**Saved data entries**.
>> Begin
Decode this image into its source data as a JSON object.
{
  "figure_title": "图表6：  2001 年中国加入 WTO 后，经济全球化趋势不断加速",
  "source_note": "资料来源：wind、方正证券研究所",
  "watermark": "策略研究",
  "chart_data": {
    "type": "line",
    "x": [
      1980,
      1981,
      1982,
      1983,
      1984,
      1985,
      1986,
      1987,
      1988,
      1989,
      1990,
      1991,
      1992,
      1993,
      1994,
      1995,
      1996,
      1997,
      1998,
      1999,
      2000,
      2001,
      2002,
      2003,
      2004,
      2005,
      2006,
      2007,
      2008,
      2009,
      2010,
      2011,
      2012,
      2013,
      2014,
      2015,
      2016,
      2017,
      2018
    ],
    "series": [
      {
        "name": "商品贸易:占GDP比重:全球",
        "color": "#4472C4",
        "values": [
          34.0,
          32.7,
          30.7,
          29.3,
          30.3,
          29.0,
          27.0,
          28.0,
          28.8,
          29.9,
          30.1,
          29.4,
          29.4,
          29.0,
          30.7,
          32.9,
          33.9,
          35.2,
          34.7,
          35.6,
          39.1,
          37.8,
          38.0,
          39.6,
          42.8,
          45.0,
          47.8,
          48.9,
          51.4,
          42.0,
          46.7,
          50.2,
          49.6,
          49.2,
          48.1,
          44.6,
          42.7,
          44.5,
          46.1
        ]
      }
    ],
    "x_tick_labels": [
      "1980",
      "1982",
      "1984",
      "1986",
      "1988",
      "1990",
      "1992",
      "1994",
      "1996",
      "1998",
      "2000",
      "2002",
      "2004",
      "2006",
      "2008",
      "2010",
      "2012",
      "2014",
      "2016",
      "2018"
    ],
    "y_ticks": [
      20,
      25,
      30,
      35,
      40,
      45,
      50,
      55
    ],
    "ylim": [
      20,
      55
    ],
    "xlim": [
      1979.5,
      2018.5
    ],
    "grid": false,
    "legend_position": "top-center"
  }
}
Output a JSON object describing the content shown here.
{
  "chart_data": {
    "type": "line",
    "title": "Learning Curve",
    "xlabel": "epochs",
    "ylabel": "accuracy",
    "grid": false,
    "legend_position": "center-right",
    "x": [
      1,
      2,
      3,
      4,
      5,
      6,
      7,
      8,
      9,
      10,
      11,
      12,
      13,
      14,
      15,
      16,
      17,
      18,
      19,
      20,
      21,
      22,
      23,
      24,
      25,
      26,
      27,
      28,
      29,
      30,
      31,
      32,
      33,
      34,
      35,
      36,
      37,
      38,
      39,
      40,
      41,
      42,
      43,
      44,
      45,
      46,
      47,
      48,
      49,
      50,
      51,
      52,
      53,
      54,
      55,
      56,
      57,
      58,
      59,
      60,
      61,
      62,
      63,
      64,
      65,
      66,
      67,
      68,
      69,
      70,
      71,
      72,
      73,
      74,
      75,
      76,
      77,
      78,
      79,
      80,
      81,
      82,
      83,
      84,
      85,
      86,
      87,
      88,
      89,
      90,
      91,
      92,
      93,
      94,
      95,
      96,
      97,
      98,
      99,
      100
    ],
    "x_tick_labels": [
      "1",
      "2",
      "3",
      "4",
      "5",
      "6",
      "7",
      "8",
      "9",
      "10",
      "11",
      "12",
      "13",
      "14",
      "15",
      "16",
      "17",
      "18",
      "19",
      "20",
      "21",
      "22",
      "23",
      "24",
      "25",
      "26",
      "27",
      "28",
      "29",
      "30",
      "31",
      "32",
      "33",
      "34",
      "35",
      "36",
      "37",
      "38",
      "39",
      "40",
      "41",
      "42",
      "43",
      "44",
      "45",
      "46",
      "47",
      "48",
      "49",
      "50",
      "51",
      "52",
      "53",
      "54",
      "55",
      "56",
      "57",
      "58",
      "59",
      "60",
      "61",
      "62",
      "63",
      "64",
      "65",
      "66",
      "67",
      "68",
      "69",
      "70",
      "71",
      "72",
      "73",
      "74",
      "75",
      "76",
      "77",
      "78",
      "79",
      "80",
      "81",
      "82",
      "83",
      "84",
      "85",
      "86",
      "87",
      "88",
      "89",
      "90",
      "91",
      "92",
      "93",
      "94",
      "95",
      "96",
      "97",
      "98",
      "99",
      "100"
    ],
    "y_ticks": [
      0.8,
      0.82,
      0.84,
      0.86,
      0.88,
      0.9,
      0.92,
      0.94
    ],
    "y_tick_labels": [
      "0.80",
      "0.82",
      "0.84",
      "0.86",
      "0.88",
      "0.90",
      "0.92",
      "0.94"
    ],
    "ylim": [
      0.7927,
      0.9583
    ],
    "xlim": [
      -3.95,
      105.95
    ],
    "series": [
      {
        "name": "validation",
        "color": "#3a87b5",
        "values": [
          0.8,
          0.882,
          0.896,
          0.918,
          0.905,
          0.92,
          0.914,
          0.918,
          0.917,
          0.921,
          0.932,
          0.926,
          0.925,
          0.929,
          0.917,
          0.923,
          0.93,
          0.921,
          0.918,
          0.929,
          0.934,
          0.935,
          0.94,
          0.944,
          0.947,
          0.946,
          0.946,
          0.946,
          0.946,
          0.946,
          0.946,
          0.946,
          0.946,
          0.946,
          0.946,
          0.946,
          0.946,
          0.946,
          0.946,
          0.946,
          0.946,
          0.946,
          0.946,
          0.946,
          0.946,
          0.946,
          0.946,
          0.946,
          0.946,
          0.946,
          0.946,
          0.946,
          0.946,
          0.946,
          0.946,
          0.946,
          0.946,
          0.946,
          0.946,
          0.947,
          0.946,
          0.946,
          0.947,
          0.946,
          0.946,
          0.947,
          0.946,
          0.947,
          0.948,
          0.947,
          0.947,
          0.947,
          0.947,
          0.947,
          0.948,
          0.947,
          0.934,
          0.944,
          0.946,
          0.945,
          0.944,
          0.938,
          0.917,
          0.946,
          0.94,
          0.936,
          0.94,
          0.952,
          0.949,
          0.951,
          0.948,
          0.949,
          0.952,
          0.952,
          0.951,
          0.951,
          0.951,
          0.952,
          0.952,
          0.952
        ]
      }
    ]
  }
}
>> End
Locate the lines above that contain "JSON" and copy them.

Decode this image into its source data as a JSON object.
Output a JSON object describing the content shown here.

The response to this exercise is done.